— START OF Task material —
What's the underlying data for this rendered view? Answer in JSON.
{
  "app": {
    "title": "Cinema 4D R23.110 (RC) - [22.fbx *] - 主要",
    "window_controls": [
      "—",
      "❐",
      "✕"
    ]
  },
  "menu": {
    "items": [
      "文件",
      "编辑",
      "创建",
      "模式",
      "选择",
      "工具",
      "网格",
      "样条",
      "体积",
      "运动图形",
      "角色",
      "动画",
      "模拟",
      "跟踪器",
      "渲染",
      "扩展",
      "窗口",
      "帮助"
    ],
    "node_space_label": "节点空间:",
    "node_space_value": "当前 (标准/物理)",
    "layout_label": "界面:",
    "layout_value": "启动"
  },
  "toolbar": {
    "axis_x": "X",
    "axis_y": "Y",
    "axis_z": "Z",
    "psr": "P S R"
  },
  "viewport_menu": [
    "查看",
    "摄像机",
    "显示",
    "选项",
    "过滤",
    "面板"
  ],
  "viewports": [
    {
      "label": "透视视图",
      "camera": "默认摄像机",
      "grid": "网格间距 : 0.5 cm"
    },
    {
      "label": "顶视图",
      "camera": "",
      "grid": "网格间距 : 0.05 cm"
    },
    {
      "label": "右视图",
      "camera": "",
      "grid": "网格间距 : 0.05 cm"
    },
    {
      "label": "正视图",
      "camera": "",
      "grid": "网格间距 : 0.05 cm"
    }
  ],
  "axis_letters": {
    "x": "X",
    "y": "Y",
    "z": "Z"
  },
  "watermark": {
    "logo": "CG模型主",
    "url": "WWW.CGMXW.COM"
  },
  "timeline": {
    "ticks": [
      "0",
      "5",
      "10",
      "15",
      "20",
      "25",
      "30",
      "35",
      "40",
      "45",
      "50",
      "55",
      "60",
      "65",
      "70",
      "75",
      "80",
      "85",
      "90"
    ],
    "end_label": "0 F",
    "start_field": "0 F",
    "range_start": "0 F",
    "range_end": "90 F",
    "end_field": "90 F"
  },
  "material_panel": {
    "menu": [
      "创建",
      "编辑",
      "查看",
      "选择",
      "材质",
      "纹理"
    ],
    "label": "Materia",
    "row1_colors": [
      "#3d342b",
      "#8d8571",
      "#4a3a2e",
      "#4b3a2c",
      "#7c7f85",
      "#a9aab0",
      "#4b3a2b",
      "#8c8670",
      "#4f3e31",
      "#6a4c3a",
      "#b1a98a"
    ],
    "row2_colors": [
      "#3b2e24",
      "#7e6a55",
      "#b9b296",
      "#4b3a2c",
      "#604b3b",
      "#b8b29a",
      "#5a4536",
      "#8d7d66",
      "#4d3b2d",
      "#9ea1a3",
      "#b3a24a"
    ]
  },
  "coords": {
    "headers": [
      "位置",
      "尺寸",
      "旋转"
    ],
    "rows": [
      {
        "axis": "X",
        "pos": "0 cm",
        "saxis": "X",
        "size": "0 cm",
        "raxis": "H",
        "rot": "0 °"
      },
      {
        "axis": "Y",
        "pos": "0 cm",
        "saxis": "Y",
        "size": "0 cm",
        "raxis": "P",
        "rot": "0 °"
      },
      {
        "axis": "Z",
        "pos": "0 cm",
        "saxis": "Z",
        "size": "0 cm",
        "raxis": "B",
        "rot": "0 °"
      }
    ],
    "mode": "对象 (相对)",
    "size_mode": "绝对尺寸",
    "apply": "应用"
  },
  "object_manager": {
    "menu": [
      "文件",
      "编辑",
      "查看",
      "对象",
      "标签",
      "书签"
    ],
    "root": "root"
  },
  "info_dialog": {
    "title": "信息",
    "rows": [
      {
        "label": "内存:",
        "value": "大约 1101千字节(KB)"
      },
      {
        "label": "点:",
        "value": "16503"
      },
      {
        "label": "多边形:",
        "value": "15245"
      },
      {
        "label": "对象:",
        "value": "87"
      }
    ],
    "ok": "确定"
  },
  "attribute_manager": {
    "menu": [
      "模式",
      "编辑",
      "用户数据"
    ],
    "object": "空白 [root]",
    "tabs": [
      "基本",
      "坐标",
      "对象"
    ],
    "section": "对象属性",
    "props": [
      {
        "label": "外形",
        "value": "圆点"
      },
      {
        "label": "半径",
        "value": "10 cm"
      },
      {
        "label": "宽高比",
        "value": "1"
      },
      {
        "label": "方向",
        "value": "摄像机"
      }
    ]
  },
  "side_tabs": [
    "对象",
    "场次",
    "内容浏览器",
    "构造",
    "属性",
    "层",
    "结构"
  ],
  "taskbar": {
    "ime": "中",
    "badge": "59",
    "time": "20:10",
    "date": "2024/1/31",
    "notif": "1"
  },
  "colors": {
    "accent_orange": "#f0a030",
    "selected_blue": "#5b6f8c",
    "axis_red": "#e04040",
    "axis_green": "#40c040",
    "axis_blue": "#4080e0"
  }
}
— END OF Task material —
— START OF Task material —
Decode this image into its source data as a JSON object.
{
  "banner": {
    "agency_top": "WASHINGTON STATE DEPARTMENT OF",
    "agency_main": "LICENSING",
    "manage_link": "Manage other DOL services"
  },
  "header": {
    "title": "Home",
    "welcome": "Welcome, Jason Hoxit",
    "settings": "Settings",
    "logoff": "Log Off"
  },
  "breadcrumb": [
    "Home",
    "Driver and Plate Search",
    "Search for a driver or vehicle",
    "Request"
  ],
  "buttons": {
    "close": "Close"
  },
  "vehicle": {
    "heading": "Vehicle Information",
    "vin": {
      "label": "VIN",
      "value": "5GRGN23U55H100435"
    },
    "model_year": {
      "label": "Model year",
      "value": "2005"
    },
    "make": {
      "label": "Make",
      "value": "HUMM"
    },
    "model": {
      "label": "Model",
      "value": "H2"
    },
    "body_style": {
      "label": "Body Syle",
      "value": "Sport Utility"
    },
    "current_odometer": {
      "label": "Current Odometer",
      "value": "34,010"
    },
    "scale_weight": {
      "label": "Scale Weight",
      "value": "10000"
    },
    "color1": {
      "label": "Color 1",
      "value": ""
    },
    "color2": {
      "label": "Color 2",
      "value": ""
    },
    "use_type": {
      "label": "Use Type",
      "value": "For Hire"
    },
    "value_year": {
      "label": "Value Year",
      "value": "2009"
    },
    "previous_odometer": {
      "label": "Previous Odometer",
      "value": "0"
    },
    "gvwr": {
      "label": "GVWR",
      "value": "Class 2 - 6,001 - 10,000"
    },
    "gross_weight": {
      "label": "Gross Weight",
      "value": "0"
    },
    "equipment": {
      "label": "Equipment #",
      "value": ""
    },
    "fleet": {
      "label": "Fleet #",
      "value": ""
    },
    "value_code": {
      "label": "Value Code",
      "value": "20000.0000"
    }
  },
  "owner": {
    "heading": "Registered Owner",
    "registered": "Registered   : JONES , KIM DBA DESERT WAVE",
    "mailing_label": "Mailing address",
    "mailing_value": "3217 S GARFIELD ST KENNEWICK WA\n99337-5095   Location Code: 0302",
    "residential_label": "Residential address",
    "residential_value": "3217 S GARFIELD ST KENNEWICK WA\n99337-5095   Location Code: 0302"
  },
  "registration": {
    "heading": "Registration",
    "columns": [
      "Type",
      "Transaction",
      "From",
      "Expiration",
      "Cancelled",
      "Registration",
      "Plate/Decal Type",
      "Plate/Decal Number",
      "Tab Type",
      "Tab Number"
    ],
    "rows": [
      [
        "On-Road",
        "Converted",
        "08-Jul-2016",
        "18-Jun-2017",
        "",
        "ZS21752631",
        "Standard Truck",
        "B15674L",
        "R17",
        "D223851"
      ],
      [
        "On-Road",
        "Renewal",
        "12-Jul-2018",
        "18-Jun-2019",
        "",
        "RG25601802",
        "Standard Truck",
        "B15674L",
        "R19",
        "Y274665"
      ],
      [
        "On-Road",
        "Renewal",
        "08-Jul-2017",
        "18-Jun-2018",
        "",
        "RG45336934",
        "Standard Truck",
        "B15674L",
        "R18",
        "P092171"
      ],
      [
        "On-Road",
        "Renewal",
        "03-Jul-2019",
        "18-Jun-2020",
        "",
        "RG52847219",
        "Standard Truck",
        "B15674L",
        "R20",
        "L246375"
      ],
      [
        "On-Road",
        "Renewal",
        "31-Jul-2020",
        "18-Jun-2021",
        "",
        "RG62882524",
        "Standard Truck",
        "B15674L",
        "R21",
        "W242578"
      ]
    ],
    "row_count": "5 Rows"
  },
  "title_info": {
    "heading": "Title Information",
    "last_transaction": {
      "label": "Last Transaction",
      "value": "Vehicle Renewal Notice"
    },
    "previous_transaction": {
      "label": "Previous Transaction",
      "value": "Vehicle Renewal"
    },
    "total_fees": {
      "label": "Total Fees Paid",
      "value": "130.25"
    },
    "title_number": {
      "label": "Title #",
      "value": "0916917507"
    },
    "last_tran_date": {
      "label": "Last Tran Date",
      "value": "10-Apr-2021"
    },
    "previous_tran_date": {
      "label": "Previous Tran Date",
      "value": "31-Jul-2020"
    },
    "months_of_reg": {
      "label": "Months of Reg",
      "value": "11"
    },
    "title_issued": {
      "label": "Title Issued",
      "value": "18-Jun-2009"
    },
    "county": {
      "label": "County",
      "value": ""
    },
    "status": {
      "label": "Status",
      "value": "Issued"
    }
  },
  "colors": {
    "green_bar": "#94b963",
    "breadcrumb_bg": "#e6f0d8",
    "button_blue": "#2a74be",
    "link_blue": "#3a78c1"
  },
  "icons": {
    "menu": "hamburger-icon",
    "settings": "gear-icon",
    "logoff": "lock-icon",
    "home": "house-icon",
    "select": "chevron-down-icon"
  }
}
— END OF Task material —
What you need to do:
Where a line in the entries holds the word "Registered", copy that line.

Answer to the task:
    "heading": "Registered Owner",
    "registered": "Registered   : JONES , KIM DBA DESERT WAVE",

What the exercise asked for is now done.